• PROBLEM TO SOLVE: Of the lines listed below, how many contain the string "name"? Answer with the number alone.

• MATERIAL PROVIDED:
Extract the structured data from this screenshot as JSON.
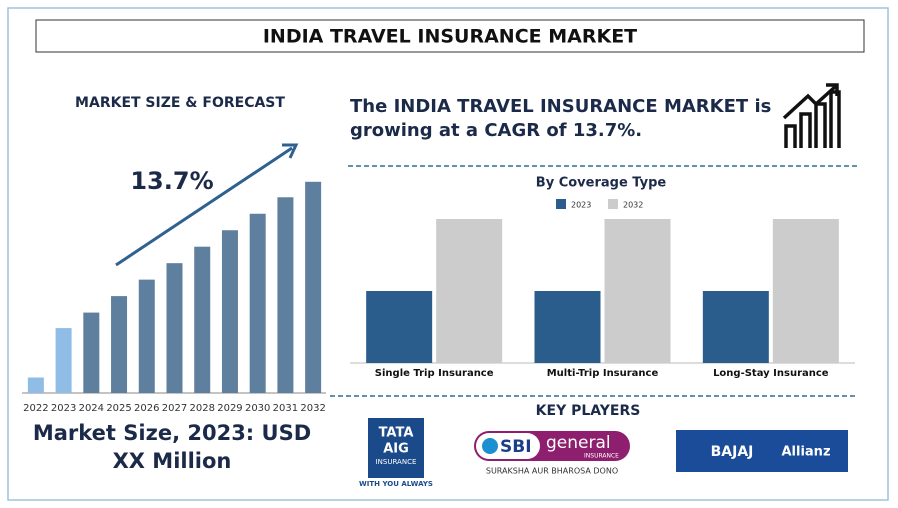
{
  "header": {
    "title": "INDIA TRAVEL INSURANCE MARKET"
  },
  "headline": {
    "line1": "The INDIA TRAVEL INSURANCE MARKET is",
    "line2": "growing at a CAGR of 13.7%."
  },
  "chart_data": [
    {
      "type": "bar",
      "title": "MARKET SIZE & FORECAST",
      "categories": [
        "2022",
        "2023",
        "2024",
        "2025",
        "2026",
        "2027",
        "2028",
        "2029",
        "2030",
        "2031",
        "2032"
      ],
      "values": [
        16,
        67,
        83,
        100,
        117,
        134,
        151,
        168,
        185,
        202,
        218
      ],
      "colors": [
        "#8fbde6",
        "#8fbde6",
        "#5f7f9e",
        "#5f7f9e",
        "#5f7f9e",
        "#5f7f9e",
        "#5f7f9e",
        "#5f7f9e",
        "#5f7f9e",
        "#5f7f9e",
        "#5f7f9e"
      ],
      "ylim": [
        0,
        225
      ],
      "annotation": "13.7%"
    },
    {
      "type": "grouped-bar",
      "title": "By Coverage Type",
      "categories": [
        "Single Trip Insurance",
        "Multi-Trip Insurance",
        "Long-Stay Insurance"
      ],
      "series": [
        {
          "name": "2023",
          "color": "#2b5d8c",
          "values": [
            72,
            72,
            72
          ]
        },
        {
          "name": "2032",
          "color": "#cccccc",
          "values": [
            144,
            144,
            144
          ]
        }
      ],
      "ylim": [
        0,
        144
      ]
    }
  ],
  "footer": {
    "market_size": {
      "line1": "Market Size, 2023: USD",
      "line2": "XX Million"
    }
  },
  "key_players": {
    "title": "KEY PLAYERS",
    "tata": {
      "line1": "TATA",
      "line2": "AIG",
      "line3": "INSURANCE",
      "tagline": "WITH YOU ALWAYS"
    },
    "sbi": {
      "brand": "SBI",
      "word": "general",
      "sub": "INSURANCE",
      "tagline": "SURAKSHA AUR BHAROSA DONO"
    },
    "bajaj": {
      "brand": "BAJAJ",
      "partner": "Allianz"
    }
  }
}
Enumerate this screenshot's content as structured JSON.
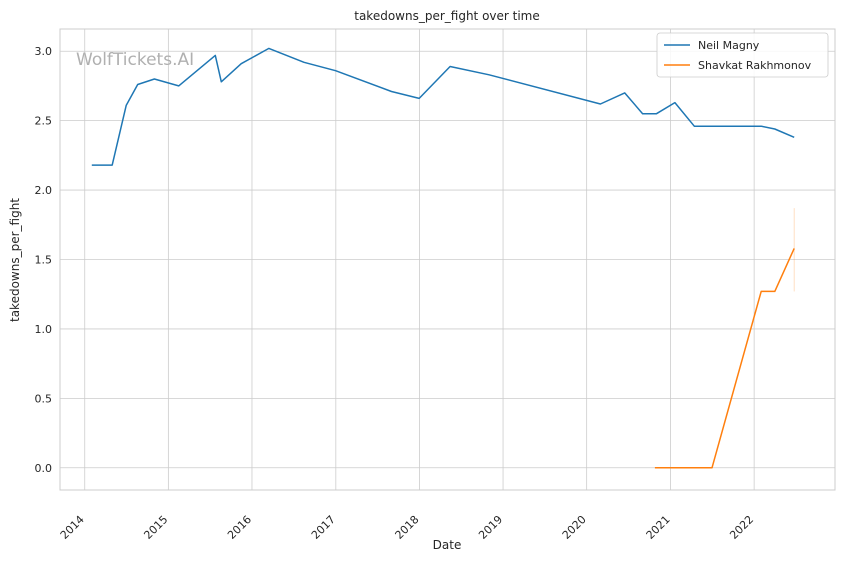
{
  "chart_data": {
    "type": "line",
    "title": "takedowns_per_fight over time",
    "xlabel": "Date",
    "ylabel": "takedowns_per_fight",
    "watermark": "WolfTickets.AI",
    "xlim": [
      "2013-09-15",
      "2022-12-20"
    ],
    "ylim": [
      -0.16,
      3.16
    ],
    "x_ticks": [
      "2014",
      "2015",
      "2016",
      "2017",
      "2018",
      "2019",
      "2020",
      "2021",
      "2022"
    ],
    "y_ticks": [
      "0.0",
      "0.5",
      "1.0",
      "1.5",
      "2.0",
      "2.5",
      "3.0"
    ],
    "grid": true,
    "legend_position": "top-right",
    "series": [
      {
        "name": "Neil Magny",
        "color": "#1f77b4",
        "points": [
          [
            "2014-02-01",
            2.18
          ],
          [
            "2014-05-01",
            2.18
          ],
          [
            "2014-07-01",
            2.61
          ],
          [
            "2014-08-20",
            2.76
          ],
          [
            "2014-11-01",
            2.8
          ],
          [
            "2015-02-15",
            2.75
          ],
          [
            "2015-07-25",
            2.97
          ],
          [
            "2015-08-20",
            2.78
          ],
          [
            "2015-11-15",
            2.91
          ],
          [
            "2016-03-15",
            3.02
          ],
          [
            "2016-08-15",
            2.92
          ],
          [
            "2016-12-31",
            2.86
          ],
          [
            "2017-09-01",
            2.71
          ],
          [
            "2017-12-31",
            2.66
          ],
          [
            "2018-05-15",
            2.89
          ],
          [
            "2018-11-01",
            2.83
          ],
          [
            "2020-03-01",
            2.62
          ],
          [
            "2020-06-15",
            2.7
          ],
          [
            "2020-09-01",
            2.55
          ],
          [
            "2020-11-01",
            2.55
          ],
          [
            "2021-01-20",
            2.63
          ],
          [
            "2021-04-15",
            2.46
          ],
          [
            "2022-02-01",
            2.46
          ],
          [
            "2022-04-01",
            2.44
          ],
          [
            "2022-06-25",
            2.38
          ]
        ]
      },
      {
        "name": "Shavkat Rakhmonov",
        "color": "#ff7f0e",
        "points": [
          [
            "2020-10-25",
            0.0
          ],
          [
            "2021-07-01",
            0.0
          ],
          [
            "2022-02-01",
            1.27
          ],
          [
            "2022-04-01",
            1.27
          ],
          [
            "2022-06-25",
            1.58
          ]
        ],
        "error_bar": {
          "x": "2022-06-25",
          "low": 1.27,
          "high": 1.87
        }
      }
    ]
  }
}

• CORRECT RESULT: 4